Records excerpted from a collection
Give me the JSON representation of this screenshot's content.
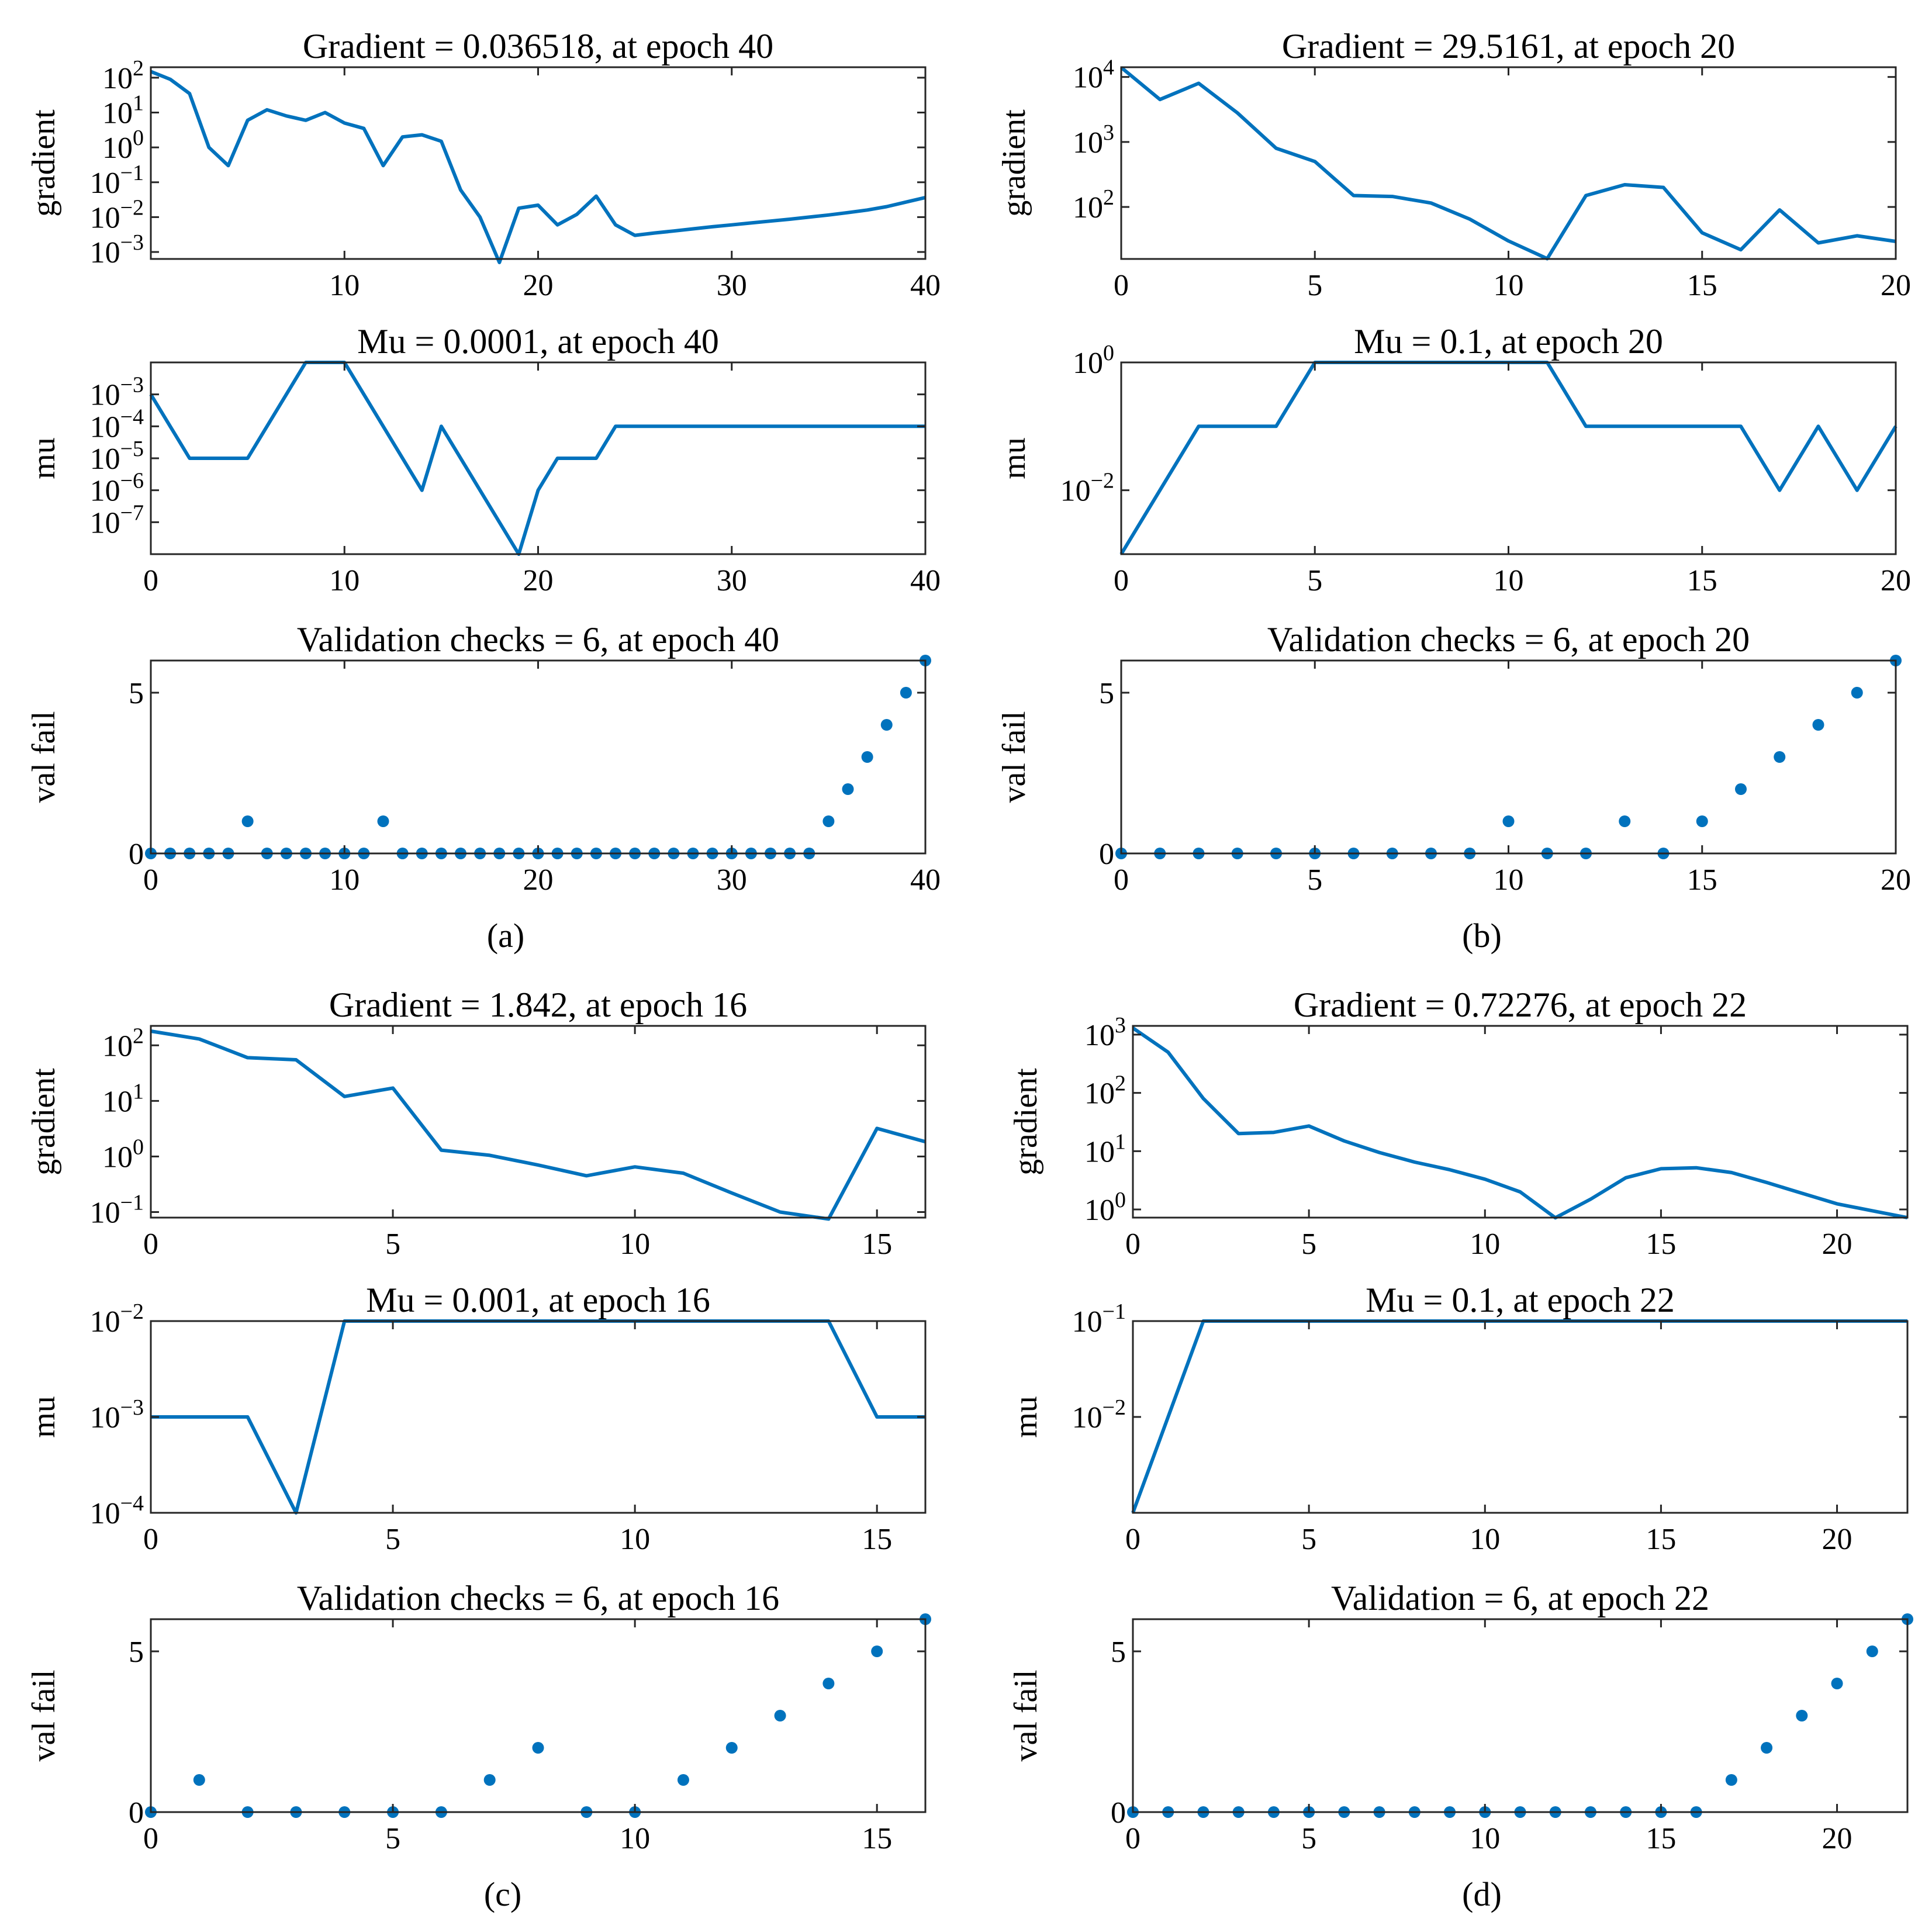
{
  "colors": {
    "series": "#0072BD",
    "axes": "#262626",
    "background": "#ffffff"
  },
  "panel_labels": {
    "a": "(a)",
    "b": "(b)",
    "c": "(c)",
    "d": "(d)"
  },
  "chart_data": [
    {
      "id": "a1",
      "type": "line",
      "title": "Gradient = 0.036518,  at epoch 40",
      "ylabel": "gradient",
      "yscale": "log",
      "xlim": [
        0,
        40
      ],
      "ylim_exp": [
        -3.2,
        2.3
      ],
      "xticks": [
        10,
        20,
        30,
        40
      ],
      "xtick_labels": [
        "10",
        "20",
        "30",
        "40"
      ],
      "yticks_exp": [
        -3,
        -2,
        -1,
        0,
        1,
        2
      ],
      "ytick_labels": [
        "10^-3",
        "10^-2",
        "10^-1",
        "10^0",
        "10^1",
        "10^2"
      ],
      "x": [
        0,
        1,
        2,
        3,
        4,
        5,
        6,
        7,
        8,
        9,
        10,
        11,
        12,
        13,
        14,
        15,
        16,
        17,
        18,
        19,
        20,
        21,
        22,
        23,
        24,
        25,
        26,
        27,
        28,
        29,
        30,
        31,
        32,
        33,
        34,
        35,
        36,
        37,
        38,
        39,
        40
      ],
      "values": [
        150,
        90,
        35,
        1.0,
        0.3,
        6,
        12,
        8,
        6,
        10,
        5,
        3.5,
        0.3,
        2,
        2.3,
        1.5,
        0.06,
        0.01,
        0.0005,
        0.018,
        0.022,
        0.006,
        0.012,
        0.04,
        0.006,
        0.003,
        0.0035,
        0.004,
        0.0046,
        0.0053,
        0.006,
        0.0068,
        0.0077,
        0.0087,
        0.01,
        0.0115,
        0.0135,
        0.016,
        0.02,
        0.027,
        0.036518
      ]
    },
    {
      "id": "a2",
      "type": "line",
      "title": "Mu = 0.0001, at epoch 40",
      "ylabel": "mu",
      "yscale": "log",
      "xlim": [
        0,
        40
      ],
      "ylim_exp": [
        -8,
        -2
      ],
      "xticks": [
        0,
        10,
        20,
        30,
        40
      ],
      "xtick_labels": [
        "0",
        "10",
        "20",
        "30",
        "40"
      ],
      "yticks_exp": [
        -7,
        -6,
        -5,
        -4,
        -3
      ],
      "ytick_labels": [
        "10^-7",
        "10^-6",
        "10^-5",
        "10^-4",
        "10^-3"
      ],
      "x": [
        0,
        2,
        5,
        8,
        10,
        14,
        15,
        19,
        20,
        21,
        23,
        24,
        40
      ],
      "values": [
        0.001,
        1e-05,
        1e-05,
        0.01,
        0.01,
        1e-06,
        0.0001,
        1e-08,
        1e-06,
        1e-05,
        1e-05,
        0.0001,
        0.0001
      ]
    },
    {
      "id": "a3",
      "type": "scatter",
      "title": "Validation checks = 6, at epoch 40",
      "ylabel": "val fail",
      "yscale": "linear",
      "xlim": [
        0,
        40
      ],
      "ylim": [
        0,
        6
      ],
      "xticks": [
        0,
        10,
        20,
        30,
        40
      ],
      "xtick_labels": [
        "0",
        "10",
        "20",
        "30",
        "40"
      ],
      "yticks": [
        0,
        5
      ],
      "ytick_labels": [
        "0",
        "5"
      ],
      "x": [
        0,
        1,
        2,
        3,
        4,
        5,
        6,
        7,
        8,
        9,
        10,
        11,
        12,
        13,
        14,
        15,
        16,
        17,
        18,
        19,
        20,
        21,
        22,
        23,
        24,
        25,
        26,
        27,
        28,
        29,
        30,
        31,
        32,
        33,
        34,
        35,
        36,
        37,
        38,
        39,
        40
      ],
      "values": [
        0,
        0,
        0,
        0,
        0,
        1,
        0,
        0,
        0,
        0,
        0,
        0,
        1,
        0,
        0,
        0,
        0,
        0,
        0,
        0,
        0,
        0,
        0,
        0,
        0,
        0,
        0,
        0,
        0,
        0,
        0,
        0,
        0,
        0,
        0,
        1,
        2,
        3,
        4,
        5,
        6
      ]
    },
    {
      "id": "b1",
      "type": "line",
      "title": "Gradient = 29.5161, at epoch 20",
      "ylabel": "gradient",
      "yscale": "log",
      "xlim": [
        0,
        20
      ],
      "ylim_exp": [
        1.2,
        4.15
      ],
      "xticks": [
        0,
        5,
        10,
        15,
        20
      ],
      "xtick_labels": [
        "0",
        "5",
        "10",
        "15",
        "20"
      ],
      "yticks_exp": [
        2,
        3,
        4
      ],
      "ytick_labels": [
        "10^2",
        "10^3",
        "10^4"
      ],
      "x": [
        0,
        1,
        2,
        3,
        4,
        5,
        6,
        7,
        8,
        9,
        10,
        11,
        12,
        13,
        14,
        15,
        16,
        17,
        18,
        19,
        20
      ],
      "values": [
        14000,
        4500,
        8000,
        2800,
        800,
        500,
        150,
        145,
        115,
        65,
        30,
        16,
        150,
        220,
        200,
        40,
        22,
        90,
        28,
        36,
        29.5161
      ]
    },
    {
      "id": "b2",
      "type": "line",
      "title": "Mu = 0.1, at epoch 20",
      "ylabel": "mu",
      "yscale": "log",
      "xlim": [
        0,
        20
      ],
      "ylim_exp": [
        -3,
        0
      ],
      "xticks": [
        0,
        5,
        10,
        15,
        20
      ],
      "xtick_labels": [
        "0",
        "5",
        "10",
        "15",
        "20"
      ],
      "yticks_exp": [
        -2,
        0
      ],
      "ytick_labels": [
        "10^-2",
        "10^0"
      ],
      "x": [
        0,
        2,
        4,
        5,
        11,
        12,
        16,
        17,
        18,
        19,
        20
      ],
      "values": [
        0.001,
        0.1,
        0.1,
        1,
        1,
        0.1,
        0.1,
        0.01,
        0.1,
        0.01,
        0.1
      ]
    },
    {
      "id": "b3",
      "type": "scatter",
      "title": "Validation checks = 6, at epoch 20",
      "ylabel": "val fail",
      "yscale": "linear",
      "xlim": [
        0,
        20
      ],
      "ylim": [
        0,
        6
      ],
      "xticks": [
        0,
        5,
        10,
        15,
        20
      ],
      "xtick_labels": [
        "0",
        "5",
        "10",
        "15",
        "20"
      ],
      "yticks": [
        0,
        5
      ],
      "ytick_labels": [
        "0",
        "5"
      ],
      "x": [
        0,
        1,
        2,
        3,
        4,
        5,
        6,
        7,
        8,
        9,
        10,
        11,
        12,
        13,
        14,
        15,
        16,
        17,
        18,
        19,
        20
      ],
      "values": [
        0,
        0,
        0,
        0,
        0,
        0,
        0,
        0,
        0,
        0,
        1,
        0,
        0,
        1,
        0,
        1,
        2,
        3,
        4,
        5,
        6
      ]
    },
    {
      "id": "c1",
      "type": "line",
      "title": "Gradient = 1.842, at epoch 16",
      "ylabel": "gradient",
      "yscale": "log",
      "xlim": [
        0,
        16
      ],
      "ylim_exp": [
        -1.1,
        2.35
      ],
      "xticks": [
        0,
        5,
        10,
        15
      ],
      "xtick_labels": [
        "0",
        "5",
        "10",
        "15"
      ],
      "yticks_exp": [
        -1,
        0,
        1,
        2
      ],
      "ytick_labels": [
        "10^-1",
        "10^0",
        "10^1",
        "10^2"
      ],
      "x": [
        0,
        1,
        2,
        3,
        4,
        5,
        6,
        7,
        8,
        9,
        10,
        11,
        12,
        13,
        14,
        15,
        16
      ],
      "values": [
        180,
        130,
        60,
        55,
        12,
        17,
        1.3,
        1.05,
        0.7,
        0.45,
        0.65,
        0.5,
        0.22,
        0.1,
        0.075,
        3.2,
        1.842
      ]
    },
    {
      "id": "c2",
      "type": "line",
      "title": "Mu = 0.001, at epoch 16",
      "ylabel": "mu",
      "yscale": "log",
      "xlim": [
        0,
        16
      ],
      "ylim_exp": [
        -4,
        -2
      ],
      "xticks": [
        0,
        5,
        10,
        15
      ],
      "xtick_labels": [
        "0",
        "5",
        "10",
        "15"
      ],
      "yticks_exp": [
        -4,
        -3,
        -2
      ],
      "ytick_labels": [
        "10^-4",
        "10^-3",
        "10^-2"
      ],
      "x": [
        0,
        2,
        3,
        4,
        14,
        15,
        16
      ],
      "values": [
        0.001,
        0.001,
        0.0001,
        0.01,
        0.01,
        0.001,
        0.001
      ]
    },
    {
      "id": "c3",
      "type": "scatter",
      "title": "Validation checks = 6, at epoch 16",
      "ylabel": "val fail",
      "yscale": "linear",
      "xlim": [
        0,
        16
      ],
      "ylim": [
        0,
        6
      ],
      "xticks": [
        0,
        5,
        10,
        15
      ],
      "xtick_labels": [
        "0",
        "5",
        "10",
        "15"
      ],
      "yticks": [
        0,
        5
      ],
      "ytick_labels": [
        "0",
        "5"
      ],
      "x": [
        0,
        1,
        2,
        3,
        4,
        5,
        6,
        7,
        8,
        9,
        10,
        11,
        12,
        13,
        14,
        15,
        16
      ],
      "values": [
        0,
        1,
        0,
        0,
        0,
        0,
        0,
        1,
        2,
        0,
        0,
        1,
        2,
        3,
        4,
        5,
        6
      ]
    },
    {
      "id": "d1",
      "type": "line",
      "title": "Gradient = 0.72276, at epoch 22",
      "ylabel": "gradient",
      "yscale": "log",
      "xlim": [
        0,
        22
      ],
      "ylim_exp": [
        -0.14,
        3.15
      ],
      "xticks": [
        0,
        5,
        10,
        15,
        20
      ],
      "xtick_labels": [
        "0",
        "5",
        "10",
        "15",
        "20"
      ],
      "yticks_exp": [
        0,
        1,
        2,
        3
      ],
      "ytick_labels": [
        "10^0",
        "10^1",
        "10^2",
        "10^3"
      ],
      "x": [
        0,
        1,
        2,
        3,
        4,
        5,
        6,
        7,
        8,
        9,
        10,
        11,
        12,
        13,
        14,
        15,
        16,
        17,
        18,
        19,
        20,
        21,
        22
      ],
      "values": [
        1300,
        500,
        80,
        20,
        21,
        27,
        15,
        9.5,
        6.5,
        4.8,
        3.3,
        2.0,
        0.72,
        1.5,
        3.5,
        5.0,
        5.2,
        4.3,
        2.9,
        1.9,
        1.25,
        0.95,
        0.72276
      ]
    },
    {
      "id": "d2",
      "type": "line",
      "title": "Mu = 0.1, at epoch 22",
      "ylabel": "mu",
      "yscale": "log",
      "xlim": [
        0,
        22
      ],
      "ylim_exp": [
        -3,
        -1
      ],
      "xticks": [
        0,
        5,
        10,
        15,
        20
      ],
      "xtick_labels": [
        "0",
        "5",
        "10",
        "15",
        "20"
      ],
      "yticks_exp": [
        -2,
        -1
      ],
      "ytick_labels": [
        "10^-2",
        "10^-1"
      ],
      "x": [
        0,
        2,
        22
      ],
      "values": [
        0.001,
        0.1,
        0.1
      ]
    },
    {
      "id": "d3",
      "type": "scatter",
      "title": "Validation = 6, at epoch 22",
      "ylabel": "val fail",
      "yscale": "linear",
      "xlim": [
        0,
        22
      ],
      "ylim": [
        0,
        6
      ],
      "xticks": [
        0,
        5,
        10,
        15,
        20
      ],
      "xtick_labels": [
        "0",
        "5",
        "10",
        "15",
        "20"
      ],
      "yticks": [
        0,
        5
      ],
      "ytick_labels": [
        "0",
        "5"
      ],
      "x": [
        0,
        1,
        2,
        3,
        4,
        5,
        6,
        7,
        8,
        9,
        10,
        11,
        12,
        13,
        14,
        15,
        16,
        17,
        18,
        19,
        20,
        21,
        22
      ],
      "values": [
        0,
        0,
        0,
        0,
        0,
        0,
        0,
        0,
        0,
        0,
        0,
        0,
        0,
        0,
        0,
        0,
        0,
        1,
        2,
        3,
        4,
        5,
        6
      ]
    }
  ]
}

The exercise: Among the records above, find each line holding the string "checks" and pull it out.

Response to this exercise:
      "title": "Validation checks = 6, at epoch 40",
      "title": "Validation checks = 6, at epoch 20",
      "title": "Validation checks = 6, at epoch 16",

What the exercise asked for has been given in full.